Record excerpts »
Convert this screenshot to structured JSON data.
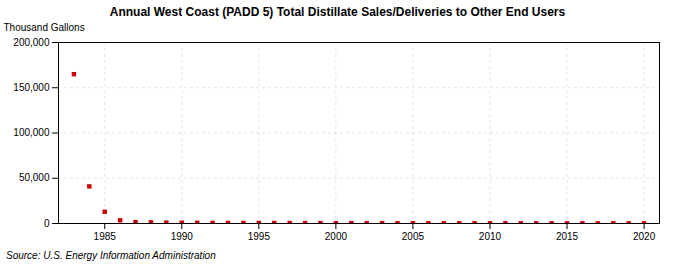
{
  "chart_data": {
    "type": "scatter",
    "title": "Annual West Coast (PADD 5) Total Distillate Sales/Deliveries to Other End Users",
    "ylabel": "Thousand Gallons",
    "source": "Source: U.S. Energy Information Administration",
    "x": [
      1983,
      1984,
      1985,
      1986,
      1987,
      1988,
      1989,
      1990,
      1991,
      1992,
      1993,
      1994,
      1995,
      1996,
      1997,
      1998,
      1999,
      2000,
      2001,
      2002,
      2003,
      2004,
      2005,
      2006,
      2007,
      2008,
      2009,
      2010,
      2011,
      2012,
      2013,
      2014,
      2015,
      2016,
      2017,
      2018,
      2019,
      2020
    ],
    "values": [
      165000,
      41000,
      13000,
      3500,
      1500,
      1200,
      1000,
      900,
      800,
      700,
      650,
      600,
      600,
      550,
      500,
      500,
      450,
      400,
      400,
      380,
      350,
      350,
      320,
      300,
      300,
      280,
      260,
      250,
      240,
      230,
      220,
      210,
      200,
      190,
      185,
      180,
      175,
      170
    ],
    "color": "#cc0000",
    "marker": "square",
    "xlim": [
      1982,
      2021
    ],
    "xticks": [
      1985,
      1990,
      1995,
      2000,
      2005,
      2010,
      2015,
      2020
    ],
    "ylim": [
      0,
      200000
    ],
    "yticks": [
      0,
      {
        "value": 50000,
        "label": "50,000"
      },
      {
        "value": 100000,
        "label": "100,000"
      },
      {
        "value": 150000,
        "label": "150,000"
      },
      {
        "value": 200000,
        "label": "200,000"
      }
    ],
    "grid": true
  }
}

Exercise directions »
Write out the listing word for word, omitting the pictures it holds.

Result of this task »
Convert this screenshot to structured JSON data.
{
  "chart_data": {
    "type": "scatter",
    "title": "Annual West Coast (PADD 5) Total Distillate Sales/Deliveries to Other End Users",
    "ylabel": "Thousand Gallons",
    "source": "Source: U.S. Energy Information Administration",
    "x": [
      1983,
      1984,
      1985,
      1986,
      1987,
      1988,
      1989,
      1990,
      1991,
      1992,
      1993,
      1994,
      1995,
      1996,
      1997,
      1998,
      1999,
      2000,
      2001,
      2002,
      2003,
      2004,
      2005,
      2006,
      2007,
      2008,
      2009,
      2010,
      2011,
      2012,
      2013,
      2014,
      2015,
      2016,
      2017,
      2018,
      2019,
      2020
    ],
    "values": [
      165000,
      41000,
      13000,
      3500,
      1500,
      1200,
      1000,
      900,
      800,
      700,
      650,
      600,
      600,
      550,
      500,
      500,
      450,
      400,
      400,
      380,
      350,
      350,
      320,
      300,
      300,
      280,
      260,
      250,
      240,
      230,
      220,
      210,
      200,
      190,
      185,
      180,
      175,
      170
    ],
    "color": "#cc0000",
    "marker": "square",
    "xlim": [
      1982,
      2021
    ],
    "xticks": [
      1985,
      1990,
      1995,
      2000,
      2005,
      2010,
      2015,
      2020
    ],
    "ylim": [
      0,
      200000
    ],
    "yticks": [
      0,
      {
        "value": 50000,
        "label": "50,000"
      },
      {
        "value": 100000,
        "label": "100,000"
      },
      {
        "value": 150000,
        "label": "150,000"
      },
      {
        "value": 200000,
        "label": "200,000"
      }
    ],
    "grid": true
  }
}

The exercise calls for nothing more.